## Testo da leggere
L’avvocato penalista era finita al centro di una inchiesta della Direzione distrettuale antimafia, che aveva portato al suo arresto insieme a quello di Salvatore Casamonica, esponente di vertice del clan, già detenuto al 41 bis e condannato in Appello dopo il rito ordinario a 16 anni, e all’iscrizione nel registro degli indagati di un altro avvocato, Angelo Staniscia, assolto poi in primo e secondo grado.
Alla professionista venivano addebitate diverse condotte, tra cui l’aver partecipato, come garante, a un incontro il 13 dicembre del 2017 in un ristorante di Grottaferrata per siglare una «pax mafiosa» ad Ostia tra il clan Spada, che aveva subìto tre atti intimidatori, e il gruppo capeggiato da Marco Esposito, detto Barboncino, rappresentato da Fabrizio Piscitelli, alias “Diabolik”, ucciso poi il 7 agosto 2019 al Parco degli Acquedotti.

## Righe fornite
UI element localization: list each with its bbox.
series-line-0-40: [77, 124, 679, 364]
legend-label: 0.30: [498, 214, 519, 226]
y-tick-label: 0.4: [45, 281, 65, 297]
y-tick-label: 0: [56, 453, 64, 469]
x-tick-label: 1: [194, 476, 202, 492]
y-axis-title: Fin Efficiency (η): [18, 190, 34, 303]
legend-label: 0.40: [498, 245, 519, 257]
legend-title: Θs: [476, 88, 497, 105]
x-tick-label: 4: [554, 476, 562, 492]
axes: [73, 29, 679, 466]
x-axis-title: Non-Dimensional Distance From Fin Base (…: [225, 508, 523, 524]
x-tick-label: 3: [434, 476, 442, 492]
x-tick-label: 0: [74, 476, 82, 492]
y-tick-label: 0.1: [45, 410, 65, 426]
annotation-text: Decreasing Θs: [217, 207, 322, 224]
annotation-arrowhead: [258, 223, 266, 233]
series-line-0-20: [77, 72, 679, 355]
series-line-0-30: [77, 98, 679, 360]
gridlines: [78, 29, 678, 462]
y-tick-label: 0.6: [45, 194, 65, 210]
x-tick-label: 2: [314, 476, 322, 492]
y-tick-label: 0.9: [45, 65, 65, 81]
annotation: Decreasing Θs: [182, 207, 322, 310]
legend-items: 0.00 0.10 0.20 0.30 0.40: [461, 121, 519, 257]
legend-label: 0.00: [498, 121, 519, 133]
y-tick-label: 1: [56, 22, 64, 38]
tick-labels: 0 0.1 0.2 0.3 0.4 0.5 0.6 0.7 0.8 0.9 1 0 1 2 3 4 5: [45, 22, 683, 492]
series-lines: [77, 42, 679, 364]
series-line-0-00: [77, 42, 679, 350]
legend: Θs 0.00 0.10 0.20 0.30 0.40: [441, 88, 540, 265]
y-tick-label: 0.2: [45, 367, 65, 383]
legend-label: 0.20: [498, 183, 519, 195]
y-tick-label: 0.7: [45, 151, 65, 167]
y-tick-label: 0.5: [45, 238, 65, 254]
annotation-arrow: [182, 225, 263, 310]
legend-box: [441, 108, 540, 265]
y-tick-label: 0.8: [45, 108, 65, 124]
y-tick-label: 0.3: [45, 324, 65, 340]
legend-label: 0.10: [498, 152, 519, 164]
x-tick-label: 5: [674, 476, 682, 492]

## Compito richiesto
Continua l'articolo sull'inchiesta antimafia che ha coinvolto l'avvocata penalista, scrivendo la parte che segue la sua ultima frase.

## Risultato dell'esercizio
Secondo i pm Ilaria Calò, Giovanni Musarò e Mario Palazzi, l’avvocata Lucia Gargano era un «fondamentale trait d’union tra Carmine Spada detto “Romoletto” e Piscitelli». Lucia Gargano, avvocato del Foro di Roma, era legale di fiducia dello stesso Piscitelli e collaboratrice presso lo studio dell’avvocato Staniscia, difensore di alcuni membri del clan Spada. Tutto l’impianto accusatorio si basava sulle intercettazioni effettuate dalla Guardia di Finanza, tramite un loro agente infiltrato, in quel famoso pranzo a Grottaferrata del dicembre 2017.
«L’accusa sostanzialmente si fonda su singole frasi estrapolate dal contesto – ci aveva spiegato Gargano nella sua prima intervista - e assolutamente incerte nella loro ricostruzione, considerate anche le difficoltà dell’ascolto in quanto il pranzo avveniva in un ristorante dove erano presenti anche tanti altri clienti, con tutti i rumori di fondo determinati dall’ambiente circostante». La donna si era sempre difesa dicendo che era lì solo per acquisire un incarico professionale da Piscitelli. L’operazione fu denominata “Tom Hagen”, il personaggio di finzione, interpretato da Robert Duvall, che rappresentava l’avvocato della famiglia Corleone nella trilogia Il Padrino.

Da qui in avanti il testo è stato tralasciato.